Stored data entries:
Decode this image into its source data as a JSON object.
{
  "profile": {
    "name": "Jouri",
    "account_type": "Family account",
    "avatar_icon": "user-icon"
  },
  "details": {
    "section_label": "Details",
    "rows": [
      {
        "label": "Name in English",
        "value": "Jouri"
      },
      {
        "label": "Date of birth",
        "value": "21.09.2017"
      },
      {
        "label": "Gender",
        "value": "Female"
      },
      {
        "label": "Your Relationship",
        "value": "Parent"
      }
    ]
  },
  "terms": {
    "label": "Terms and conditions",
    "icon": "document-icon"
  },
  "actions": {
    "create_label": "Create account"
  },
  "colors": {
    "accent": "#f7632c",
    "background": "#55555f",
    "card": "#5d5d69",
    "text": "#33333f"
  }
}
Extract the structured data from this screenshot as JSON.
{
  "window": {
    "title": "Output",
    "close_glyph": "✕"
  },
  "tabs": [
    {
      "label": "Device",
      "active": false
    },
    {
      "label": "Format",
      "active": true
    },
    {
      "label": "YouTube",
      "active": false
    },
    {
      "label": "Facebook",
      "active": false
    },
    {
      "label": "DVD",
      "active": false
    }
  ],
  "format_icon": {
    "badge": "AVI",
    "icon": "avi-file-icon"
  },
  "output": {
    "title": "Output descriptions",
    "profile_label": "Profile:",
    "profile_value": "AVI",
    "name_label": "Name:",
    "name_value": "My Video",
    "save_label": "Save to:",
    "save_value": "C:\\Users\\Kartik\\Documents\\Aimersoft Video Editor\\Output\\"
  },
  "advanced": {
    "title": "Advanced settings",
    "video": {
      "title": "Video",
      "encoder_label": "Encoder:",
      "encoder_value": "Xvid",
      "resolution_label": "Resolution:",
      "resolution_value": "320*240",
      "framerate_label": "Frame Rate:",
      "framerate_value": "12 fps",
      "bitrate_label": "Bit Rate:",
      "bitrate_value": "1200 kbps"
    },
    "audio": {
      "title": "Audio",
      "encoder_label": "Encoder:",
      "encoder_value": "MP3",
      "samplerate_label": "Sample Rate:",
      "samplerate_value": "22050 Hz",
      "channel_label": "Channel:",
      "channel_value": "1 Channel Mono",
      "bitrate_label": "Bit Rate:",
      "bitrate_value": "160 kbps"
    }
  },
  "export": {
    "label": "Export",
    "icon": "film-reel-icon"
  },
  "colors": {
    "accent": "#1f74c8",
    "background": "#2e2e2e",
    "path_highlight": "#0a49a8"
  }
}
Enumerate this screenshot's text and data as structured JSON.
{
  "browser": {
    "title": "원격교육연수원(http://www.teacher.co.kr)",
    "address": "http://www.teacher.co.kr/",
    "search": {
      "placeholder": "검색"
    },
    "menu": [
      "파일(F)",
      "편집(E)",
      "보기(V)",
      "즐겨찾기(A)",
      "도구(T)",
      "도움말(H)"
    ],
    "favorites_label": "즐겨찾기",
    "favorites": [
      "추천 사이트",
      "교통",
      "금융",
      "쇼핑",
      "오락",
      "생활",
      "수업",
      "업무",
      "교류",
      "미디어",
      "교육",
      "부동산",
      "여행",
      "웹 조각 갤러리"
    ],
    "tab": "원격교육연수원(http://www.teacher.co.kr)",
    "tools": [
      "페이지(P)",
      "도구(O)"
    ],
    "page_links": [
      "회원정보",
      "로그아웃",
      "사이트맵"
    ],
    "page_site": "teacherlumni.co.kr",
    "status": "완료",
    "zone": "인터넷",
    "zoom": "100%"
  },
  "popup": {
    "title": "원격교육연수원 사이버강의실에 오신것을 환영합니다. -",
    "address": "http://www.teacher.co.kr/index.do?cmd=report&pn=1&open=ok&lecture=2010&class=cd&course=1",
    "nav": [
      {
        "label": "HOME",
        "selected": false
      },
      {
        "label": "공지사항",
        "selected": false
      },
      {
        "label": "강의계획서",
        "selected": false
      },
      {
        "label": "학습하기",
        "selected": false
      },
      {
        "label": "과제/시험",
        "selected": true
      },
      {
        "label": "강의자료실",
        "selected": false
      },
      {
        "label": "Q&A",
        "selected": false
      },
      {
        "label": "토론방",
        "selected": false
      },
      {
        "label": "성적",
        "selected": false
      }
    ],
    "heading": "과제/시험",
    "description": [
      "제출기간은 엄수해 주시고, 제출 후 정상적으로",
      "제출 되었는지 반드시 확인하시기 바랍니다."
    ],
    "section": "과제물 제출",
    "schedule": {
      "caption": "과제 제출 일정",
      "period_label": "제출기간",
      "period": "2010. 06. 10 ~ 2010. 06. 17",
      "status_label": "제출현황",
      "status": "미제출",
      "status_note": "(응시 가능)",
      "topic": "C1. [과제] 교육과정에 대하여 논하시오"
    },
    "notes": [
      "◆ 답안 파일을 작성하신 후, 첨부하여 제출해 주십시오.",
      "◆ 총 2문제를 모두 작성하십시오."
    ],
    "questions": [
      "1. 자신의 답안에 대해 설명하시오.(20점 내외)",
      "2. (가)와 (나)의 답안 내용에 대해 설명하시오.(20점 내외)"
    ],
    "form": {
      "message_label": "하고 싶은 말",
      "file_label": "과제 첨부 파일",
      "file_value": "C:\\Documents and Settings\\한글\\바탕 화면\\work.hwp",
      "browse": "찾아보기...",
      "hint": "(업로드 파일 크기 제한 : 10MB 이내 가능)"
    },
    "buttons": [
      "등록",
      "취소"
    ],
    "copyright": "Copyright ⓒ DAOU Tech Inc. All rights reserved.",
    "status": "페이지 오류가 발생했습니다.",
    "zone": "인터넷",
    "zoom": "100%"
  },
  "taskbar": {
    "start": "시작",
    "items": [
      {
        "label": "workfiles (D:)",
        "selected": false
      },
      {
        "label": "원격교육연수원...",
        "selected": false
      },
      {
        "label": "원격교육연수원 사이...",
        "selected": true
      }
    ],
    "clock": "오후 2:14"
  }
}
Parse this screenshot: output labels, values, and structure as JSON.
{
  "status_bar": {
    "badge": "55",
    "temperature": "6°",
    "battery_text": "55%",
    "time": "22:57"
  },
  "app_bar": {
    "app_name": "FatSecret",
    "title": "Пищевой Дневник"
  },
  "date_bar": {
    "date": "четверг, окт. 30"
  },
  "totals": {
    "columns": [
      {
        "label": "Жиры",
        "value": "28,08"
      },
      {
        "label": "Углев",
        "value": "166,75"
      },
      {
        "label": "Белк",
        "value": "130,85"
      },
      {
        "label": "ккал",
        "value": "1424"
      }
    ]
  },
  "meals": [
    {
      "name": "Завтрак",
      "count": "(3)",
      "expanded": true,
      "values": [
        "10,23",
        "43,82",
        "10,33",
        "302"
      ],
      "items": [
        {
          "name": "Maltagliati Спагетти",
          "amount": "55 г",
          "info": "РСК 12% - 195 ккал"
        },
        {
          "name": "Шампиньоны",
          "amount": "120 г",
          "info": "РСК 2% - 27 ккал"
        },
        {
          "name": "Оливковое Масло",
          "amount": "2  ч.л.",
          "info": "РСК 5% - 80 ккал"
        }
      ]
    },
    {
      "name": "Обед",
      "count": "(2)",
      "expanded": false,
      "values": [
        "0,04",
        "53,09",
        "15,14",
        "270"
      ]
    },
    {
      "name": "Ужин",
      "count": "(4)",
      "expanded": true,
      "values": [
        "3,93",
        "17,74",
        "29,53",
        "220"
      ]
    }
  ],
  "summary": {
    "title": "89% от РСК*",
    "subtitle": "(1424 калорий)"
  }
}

> [Written instruction] Among the lines of the listing, how many hold the string "JSON"? Respond with only the number.

> [Answer to this exercise] 4